___ MATERIAL ___
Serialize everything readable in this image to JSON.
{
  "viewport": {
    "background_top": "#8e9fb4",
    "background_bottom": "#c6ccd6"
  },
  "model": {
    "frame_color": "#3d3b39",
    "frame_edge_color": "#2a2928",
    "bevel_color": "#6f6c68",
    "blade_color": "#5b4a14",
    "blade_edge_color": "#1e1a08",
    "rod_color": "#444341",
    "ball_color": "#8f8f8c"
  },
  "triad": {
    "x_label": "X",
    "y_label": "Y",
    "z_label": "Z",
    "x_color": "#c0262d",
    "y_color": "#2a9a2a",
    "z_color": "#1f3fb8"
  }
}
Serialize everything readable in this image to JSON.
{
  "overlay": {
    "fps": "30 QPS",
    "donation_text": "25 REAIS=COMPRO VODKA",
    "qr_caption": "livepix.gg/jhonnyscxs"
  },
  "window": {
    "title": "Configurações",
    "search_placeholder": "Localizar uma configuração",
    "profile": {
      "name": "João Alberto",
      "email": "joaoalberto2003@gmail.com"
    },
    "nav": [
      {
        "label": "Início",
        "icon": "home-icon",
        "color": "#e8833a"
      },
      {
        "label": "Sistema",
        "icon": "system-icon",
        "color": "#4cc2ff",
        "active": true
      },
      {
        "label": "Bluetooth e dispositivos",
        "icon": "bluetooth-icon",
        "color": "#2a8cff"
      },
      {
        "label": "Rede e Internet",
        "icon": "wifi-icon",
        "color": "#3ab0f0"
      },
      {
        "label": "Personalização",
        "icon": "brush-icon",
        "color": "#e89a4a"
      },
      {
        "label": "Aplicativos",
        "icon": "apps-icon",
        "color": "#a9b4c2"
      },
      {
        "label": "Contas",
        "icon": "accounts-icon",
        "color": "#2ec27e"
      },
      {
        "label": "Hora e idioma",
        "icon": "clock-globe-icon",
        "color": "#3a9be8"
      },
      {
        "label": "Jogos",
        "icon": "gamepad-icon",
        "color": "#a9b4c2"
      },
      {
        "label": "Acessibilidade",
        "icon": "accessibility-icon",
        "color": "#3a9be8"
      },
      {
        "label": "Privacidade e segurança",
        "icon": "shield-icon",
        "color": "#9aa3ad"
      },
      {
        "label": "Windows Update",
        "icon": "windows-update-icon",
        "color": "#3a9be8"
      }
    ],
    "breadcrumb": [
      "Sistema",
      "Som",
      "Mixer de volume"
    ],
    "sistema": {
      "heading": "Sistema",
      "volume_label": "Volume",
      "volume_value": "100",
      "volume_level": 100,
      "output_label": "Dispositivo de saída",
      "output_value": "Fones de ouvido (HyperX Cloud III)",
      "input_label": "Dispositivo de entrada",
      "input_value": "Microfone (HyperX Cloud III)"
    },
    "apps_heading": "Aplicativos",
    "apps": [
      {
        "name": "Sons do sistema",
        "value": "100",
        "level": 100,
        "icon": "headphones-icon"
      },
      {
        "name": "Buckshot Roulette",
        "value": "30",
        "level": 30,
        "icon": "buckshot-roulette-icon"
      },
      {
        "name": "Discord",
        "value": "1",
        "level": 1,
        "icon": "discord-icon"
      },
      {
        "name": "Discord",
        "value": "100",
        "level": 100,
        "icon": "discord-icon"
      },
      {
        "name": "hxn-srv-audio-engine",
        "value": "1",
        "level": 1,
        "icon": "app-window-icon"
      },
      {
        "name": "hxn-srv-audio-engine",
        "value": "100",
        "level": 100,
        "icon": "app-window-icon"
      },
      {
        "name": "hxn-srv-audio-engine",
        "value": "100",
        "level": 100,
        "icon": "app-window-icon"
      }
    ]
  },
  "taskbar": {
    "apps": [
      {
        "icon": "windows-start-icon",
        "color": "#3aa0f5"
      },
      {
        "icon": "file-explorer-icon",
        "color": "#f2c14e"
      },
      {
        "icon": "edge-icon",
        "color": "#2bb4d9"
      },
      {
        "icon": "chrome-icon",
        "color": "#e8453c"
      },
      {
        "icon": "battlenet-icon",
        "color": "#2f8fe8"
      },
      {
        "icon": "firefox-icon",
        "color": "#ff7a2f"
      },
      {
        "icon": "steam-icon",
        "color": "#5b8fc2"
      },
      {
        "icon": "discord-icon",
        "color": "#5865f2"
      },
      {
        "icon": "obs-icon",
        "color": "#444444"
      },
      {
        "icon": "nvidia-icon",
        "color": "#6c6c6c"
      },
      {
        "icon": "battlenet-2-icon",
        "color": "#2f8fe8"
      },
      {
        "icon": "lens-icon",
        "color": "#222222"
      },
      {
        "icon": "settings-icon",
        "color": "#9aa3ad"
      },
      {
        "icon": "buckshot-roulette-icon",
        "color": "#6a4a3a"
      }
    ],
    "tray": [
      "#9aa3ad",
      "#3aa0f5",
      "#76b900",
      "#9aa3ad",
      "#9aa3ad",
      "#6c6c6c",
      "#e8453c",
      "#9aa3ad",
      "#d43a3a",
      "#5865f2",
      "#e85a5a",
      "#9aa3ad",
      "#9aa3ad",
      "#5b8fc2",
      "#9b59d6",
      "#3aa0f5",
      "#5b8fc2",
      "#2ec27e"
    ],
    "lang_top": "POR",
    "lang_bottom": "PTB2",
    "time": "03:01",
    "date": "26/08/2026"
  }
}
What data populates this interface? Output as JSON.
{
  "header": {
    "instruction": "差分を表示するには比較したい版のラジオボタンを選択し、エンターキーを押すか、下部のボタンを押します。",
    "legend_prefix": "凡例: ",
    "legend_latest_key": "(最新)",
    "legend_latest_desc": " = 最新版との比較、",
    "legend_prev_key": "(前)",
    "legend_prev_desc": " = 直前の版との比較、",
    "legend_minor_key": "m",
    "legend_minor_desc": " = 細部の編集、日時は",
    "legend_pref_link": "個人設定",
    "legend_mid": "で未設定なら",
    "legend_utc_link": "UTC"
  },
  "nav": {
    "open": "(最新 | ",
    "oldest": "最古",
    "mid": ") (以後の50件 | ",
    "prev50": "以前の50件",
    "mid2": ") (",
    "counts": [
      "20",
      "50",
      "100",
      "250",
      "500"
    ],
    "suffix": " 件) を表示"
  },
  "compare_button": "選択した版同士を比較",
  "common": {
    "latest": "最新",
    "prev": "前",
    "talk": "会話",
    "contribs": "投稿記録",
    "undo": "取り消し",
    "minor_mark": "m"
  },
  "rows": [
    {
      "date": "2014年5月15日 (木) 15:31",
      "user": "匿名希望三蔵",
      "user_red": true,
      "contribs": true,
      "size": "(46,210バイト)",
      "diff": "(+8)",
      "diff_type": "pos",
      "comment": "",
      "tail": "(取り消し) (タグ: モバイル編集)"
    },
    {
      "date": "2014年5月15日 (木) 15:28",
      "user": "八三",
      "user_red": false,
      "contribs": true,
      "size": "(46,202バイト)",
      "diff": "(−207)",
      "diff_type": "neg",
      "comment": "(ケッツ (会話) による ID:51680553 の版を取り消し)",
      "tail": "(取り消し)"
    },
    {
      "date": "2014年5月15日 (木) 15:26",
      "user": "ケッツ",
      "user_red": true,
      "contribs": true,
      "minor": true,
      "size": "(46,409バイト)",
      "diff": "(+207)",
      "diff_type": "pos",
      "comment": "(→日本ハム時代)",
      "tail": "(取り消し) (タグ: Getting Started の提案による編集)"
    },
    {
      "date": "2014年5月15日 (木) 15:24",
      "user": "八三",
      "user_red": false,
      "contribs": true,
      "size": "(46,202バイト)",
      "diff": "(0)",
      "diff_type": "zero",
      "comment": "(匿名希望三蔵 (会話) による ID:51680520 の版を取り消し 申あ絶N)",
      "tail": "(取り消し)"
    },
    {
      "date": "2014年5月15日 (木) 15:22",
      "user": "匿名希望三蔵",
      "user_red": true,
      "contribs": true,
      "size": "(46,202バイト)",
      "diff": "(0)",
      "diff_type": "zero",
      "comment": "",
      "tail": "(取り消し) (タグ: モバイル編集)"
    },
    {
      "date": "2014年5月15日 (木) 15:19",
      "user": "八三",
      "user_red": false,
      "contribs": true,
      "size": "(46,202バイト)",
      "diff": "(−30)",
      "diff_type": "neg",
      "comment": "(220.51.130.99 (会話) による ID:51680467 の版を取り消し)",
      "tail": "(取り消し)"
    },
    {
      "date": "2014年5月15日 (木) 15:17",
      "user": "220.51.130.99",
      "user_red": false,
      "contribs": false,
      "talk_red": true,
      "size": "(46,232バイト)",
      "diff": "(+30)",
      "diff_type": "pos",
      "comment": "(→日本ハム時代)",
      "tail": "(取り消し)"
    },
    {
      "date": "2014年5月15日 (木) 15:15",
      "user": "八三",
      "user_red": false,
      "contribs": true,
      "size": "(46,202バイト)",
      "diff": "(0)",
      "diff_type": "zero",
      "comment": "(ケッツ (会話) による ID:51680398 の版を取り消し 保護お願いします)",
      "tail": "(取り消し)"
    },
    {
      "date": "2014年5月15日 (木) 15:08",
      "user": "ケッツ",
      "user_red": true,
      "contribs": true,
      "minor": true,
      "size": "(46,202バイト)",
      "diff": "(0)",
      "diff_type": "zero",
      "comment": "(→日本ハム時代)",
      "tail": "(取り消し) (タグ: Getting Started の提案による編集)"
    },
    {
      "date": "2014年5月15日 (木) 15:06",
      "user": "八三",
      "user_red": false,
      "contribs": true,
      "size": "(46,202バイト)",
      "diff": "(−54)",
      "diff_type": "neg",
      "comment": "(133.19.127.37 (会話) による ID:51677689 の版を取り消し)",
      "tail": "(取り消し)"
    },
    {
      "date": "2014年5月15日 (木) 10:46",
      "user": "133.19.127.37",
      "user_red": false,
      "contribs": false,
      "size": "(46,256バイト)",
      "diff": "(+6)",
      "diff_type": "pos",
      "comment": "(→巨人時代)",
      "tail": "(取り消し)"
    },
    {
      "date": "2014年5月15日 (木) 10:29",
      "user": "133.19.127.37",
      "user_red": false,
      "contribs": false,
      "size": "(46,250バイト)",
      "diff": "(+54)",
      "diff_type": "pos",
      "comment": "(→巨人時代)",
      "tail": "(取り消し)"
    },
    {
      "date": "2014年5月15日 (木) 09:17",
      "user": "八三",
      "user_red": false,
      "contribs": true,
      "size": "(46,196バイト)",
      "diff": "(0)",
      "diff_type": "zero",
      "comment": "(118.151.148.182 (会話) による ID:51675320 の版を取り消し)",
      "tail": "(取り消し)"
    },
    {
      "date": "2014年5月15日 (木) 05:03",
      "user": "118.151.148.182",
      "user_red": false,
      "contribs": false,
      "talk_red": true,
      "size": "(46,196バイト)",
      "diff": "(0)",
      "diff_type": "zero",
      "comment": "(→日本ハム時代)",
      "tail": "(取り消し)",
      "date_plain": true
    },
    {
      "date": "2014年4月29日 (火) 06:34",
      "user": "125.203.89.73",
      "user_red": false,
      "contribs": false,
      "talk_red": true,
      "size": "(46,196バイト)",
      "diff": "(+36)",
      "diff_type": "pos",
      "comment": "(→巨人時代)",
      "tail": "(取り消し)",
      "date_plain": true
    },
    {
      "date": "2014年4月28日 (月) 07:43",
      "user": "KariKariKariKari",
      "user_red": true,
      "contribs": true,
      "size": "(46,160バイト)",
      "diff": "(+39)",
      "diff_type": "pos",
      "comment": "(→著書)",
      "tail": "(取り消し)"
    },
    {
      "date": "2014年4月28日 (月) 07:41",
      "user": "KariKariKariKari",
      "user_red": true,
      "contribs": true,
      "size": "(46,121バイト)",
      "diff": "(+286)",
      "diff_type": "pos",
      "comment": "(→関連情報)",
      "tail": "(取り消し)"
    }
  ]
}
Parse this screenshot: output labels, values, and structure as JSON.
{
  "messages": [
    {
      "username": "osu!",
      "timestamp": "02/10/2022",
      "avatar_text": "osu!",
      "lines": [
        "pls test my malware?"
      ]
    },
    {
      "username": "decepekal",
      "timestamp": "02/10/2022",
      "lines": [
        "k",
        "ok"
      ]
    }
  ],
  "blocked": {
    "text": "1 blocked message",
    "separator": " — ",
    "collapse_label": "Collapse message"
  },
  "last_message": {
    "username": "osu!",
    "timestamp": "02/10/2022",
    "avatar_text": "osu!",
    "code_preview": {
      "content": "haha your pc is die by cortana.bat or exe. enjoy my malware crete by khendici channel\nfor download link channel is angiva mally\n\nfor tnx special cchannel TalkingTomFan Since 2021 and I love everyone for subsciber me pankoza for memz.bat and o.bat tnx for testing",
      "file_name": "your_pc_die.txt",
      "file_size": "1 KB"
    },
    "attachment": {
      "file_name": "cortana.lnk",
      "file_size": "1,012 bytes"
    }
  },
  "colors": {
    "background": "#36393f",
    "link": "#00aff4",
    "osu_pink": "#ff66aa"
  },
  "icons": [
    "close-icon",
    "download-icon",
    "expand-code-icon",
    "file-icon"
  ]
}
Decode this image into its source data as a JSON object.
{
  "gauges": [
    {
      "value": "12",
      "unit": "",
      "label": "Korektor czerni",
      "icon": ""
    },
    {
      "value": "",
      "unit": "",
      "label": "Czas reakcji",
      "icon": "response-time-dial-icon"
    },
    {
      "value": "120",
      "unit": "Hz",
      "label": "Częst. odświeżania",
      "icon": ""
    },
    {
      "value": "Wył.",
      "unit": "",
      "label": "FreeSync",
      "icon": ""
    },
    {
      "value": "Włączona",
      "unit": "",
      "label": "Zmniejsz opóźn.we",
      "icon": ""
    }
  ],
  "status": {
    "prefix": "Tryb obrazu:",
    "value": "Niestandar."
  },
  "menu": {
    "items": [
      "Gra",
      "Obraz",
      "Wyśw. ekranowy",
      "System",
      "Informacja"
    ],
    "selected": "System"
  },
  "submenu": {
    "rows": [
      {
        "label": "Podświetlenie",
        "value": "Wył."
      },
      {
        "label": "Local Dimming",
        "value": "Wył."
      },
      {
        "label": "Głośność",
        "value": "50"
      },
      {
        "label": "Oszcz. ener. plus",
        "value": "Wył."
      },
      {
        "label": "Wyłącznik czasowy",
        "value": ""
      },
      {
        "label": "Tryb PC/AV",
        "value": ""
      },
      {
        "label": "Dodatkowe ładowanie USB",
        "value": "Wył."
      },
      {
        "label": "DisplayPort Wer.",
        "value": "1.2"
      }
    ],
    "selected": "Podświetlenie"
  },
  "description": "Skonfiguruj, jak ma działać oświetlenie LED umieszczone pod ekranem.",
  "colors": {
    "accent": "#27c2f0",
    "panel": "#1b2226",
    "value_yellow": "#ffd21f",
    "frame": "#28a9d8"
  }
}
___
**THE PROBLEM:**
Find the word "cortana" in the data and copy out each line where it turns up.

**SOLUTION FOR THIS PROBLEM:**
      "content": "haha your pc is die by cortana.bat or exe. enjoy my malware crete by khendici channel\nfor download link channel is angiva mally\n\nfor tnx special cchannel TalkingTomFan Since 2021 and I love everyone for subsciber me pankoza for memz.bat and o.bat tnx for testing",
      "file_name": "cortana.lnk",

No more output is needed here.